Copy out each line of the data that holds the word "JSON".

[Stored records]
— Begin —

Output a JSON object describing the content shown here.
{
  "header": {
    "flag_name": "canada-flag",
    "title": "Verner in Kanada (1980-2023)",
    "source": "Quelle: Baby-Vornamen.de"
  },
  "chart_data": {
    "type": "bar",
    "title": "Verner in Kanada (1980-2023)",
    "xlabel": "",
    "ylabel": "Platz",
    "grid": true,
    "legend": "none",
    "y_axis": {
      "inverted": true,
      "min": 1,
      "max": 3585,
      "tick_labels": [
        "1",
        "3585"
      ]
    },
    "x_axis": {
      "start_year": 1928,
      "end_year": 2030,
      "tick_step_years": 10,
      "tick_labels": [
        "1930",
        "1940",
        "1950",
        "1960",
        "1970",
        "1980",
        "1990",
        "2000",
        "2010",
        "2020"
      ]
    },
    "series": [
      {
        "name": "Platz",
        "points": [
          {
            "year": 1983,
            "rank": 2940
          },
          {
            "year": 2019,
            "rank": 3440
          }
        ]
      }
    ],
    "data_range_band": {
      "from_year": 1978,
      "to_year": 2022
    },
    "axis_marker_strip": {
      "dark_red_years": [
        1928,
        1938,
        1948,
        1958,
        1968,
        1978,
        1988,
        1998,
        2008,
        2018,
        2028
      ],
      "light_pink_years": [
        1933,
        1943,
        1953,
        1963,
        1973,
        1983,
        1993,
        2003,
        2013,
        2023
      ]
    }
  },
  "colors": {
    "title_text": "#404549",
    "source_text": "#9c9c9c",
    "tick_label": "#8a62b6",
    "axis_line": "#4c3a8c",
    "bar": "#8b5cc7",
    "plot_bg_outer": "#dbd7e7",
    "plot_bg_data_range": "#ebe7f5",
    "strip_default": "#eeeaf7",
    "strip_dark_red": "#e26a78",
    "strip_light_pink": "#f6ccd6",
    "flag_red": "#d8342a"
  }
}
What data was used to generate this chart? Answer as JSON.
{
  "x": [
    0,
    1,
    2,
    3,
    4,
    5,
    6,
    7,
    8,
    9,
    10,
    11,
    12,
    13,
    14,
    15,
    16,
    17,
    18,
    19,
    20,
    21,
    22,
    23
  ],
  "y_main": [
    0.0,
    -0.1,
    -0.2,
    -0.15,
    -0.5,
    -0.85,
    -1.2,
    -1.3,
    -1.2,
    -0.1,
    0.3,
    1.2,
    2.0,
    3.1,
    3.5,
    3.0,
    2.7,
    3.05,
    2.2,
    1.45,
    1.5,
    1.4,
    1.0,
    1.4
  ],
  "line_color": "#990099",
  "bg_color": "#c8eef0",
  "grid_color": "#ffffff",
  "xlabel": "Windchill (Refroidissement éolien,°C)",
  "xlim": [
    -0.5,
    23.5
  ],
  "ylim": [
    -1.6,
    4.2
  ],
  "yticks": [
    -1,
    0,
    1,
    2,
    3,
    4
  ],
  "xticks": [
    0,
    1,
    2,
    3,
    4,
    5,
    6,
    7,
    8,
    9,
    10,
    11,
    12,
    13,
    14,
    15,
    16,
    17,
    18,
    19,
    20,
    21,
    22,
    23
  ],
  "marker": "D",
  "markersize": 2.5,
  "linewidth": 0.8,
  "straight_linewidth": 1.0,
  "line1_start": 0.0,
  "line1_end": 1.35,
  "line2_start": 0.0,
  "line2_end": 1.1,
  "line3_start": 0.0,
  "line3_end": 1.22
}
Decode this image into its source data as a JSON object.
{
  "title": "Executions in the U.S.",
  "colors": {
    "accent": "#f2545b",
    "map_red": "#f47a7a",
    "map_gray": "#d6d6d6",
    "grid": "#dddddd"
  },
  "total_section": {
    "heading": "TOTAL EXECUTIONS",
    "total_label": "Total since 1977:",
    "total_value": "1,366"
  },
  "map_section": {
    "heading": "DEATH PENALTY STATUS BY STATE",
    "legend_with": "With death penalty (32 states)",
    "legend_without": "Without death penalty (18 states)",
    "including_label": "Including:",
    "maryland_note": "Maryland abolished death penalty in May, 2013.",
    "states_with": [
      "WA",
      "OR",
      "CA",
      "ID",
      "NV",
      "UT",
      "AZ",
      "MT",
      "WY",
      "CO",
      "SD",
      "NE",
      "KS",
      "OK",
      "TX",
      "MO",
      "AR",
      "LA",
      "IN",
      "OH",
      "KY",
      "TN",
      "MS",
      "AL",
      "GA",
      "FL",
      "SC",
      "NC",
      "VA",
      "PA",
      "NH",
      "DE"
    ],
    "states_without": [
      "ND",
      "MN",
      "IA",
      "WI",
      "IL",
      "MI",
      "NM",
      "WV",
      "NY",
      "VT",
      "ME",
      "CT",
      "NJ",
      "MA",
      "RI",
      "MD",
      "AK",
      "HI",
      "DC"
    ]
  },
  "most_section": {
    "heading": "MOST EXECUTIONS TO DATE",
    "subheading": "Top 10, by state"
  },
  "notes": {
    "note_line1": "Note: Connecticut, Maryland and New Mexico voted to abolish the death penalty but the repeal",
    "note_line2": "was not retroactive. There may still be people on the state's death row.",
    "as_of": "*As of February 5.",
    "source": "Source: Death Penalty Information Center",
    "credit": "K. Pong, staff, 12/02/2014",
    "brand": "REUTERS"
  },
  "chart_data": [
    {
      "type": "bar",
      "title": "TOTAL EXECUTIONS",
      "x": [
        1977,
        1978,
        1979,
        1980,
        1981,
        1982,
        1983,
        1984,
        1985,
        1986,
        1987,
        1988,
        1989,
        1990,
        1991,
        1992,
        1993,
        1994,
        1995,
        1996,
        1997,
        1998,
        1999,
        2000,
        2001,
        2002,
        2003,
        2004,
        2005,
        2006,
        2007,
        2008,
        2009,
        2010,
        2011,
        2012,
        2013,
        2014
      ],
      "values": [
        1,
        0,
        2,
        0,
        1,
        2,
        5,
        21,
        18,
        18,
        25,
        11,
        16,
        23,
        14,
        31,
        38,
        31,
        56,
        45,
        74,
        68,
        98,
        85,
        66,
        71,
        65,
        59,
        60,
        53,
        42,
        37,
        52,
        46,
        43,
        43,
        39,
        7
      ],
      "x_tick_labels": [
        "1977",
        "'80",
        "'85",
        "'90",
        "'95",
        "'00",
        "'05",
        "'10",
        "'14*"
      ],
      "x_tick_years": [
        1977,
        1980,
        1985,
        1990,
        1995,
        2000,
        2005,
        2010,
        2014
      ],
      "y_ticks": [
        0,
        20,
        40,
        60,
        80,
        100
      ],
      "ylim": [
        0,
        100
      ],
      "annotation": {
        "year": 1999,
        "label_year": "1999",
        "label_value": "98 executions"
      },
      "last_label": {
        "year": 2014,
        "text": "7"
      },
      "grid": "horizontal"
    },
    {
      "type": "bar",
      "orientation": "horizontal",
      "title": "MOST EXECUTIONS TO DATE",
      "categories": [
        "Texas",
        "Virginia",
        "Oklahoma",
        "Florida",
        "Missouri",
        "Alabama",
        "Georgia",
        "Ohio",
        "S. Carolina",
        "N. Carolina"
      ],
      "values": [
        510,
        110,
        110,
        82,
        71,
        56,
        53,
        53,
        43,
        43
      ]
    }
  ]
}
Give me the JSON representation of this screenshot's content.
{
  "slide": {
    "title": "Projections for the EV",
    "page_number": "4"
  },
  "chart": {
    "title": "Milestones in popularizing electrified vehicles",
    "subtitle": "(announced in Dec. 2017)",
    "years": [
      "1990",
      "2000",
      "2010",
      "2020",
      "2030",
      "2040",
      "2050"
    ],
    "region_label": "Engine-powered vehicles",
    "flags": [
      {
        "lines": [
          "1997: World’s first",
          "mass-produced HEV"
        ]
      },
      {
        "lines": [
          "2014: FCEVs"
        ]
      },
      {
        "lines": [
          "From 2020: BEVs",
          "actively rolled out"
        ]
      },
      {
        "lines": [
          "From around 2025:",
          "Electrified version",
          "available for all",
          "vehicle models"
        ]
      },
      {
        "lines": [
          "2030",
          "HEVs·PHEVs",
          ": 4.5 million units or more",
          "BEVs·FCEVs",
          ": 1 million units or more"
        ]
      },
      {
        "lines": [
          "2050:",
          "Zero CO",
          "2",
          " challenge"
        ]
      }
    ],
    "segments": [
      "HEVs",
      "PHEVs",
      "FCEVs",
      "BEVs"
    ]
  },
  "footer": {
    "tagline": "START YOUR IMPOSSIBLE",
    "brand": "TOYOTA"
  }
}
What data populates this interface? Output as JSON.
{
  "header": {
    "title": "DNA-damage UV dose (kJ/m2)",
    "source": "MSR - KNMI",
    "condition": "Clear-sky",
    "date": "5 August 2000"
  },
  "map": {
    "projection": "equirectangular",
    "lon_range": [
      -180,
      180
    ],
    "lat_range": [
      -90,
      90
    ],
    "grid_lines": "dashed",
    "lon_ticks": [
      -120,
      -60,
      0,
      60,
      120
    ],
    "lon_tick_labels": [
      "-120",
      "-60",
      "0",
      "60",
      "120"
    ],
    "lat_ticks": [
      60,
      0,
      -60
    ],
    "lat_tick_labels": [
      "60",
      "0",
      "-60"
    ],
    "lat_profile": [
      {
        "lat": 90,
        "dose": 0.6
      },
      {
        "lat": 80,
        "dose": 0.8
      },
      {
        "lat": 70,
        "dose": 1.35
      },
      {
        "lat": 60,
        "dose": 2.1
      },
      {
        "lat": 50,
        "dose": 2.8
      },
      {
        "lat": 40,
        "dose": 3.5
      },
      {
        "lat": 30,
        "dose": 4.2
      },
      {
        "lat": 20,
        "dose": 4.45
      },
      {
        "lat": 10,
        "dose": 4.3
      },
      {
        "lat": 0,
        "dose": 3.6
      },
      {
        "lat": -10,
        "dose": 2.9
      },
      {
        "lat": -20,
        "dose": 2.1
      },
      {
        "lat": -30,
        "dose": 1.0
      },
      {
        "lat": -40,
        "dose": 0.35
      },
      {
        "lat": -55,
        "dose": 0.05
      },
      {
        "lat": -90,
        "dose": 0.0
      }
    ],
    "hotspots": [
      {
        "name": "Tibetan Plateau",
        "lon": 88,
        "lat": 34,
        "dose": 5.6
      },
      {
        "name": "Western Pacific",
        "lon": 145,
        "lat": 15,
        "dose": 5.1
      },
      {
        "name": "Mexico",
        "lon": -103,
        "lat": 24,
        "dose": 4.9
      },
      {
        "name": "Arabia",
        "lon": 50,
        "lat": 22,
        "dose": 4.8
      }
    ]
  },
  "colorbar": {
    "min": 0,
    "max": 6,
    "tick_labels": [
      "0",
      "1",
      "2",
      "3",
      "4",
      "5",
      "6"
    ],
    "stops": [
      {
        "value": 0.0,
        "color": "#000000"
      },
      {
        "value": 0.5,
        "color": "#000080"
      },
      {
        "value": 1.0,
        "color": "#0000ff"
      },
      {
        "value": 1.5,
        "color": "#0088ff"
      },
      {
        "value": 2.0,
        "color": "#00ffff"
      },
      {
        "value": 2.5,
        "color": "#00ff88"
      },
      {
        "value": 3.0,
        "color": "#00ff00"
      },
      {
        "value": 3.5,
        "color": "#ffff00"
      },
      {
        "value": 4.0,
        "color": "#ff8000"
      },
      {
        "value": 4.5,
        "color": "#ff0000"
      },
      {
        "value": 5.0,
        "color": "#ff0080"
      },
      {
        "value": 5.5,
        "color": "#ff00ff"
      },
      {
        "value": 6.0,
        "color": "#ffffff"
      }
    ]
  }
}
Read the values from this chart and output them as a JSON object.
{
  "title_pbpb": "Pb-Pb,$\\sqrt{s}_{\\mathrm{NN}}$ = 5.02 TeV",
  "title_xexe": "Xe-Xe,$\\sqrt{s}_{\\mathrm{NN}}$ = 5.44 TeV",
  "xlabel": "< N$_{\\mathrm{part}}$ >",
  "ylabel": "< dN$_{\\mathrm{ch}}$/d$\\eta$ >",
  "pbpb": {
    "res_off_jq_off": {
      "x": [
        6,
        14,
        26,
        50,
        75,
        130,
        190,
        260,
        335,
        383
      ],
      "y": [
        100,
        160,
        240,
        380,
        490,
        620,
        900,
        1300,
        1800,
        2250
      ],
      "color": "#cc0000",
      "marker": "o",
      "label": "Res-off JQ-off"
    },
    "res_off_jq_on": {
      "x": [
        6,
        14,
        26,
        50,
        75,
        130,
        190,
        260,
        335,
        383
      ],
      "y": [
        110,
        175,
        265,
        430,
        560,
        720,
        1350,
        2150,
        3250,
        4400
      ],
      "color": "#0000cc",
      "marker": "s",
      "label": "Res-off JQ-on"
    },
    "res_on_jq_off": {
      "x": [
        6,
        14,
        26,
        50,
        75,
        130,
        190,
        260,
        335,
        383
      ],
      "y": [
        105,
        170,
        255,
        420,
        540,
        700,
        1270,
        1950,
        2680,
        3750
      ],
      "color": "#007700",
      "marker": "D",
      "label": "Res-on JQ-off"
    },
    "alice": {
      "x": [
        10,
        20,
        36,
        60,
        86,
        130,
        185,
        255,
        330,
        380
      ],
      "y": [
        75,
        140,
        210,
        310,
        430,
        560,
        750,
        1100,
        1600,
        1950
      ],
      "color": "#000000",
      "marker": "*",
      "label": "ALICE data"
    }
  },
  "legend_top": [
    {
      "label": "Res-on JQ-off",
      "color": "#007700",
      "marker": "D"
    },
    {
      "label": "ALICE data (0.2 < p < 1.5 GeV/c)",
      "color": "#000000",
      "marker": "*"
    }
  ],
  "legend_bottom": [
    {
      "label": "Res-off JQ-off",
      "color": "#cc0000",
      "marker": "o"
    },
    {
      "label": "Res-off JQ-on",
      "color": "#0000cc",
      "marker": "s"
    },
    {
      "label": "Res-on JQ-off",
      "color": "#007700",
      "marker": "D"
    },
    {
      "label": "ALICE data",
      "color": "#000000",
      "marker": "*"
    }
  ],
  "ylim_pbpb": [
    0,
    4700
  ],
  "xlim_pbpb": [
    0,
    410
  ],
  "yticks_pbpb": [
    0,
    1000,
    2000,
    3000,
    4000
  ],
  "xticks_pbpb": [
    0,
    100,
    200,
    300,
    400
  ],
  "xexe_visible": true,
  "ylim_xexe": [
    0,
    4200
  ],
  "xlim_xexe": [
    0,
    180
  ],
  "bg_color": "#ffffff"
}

— End —

• [EXERCISE SOLUTION]
Output a JSON object describing the content shown here.
What data was used to generate this chart? Answer as JSON.
Decode this image into its source data as a JSON object.
Give me the JSON representation of this screenshot's content.
What data populates this interface? Output as JSON.
Read the values from this chart and output them as a JSON object.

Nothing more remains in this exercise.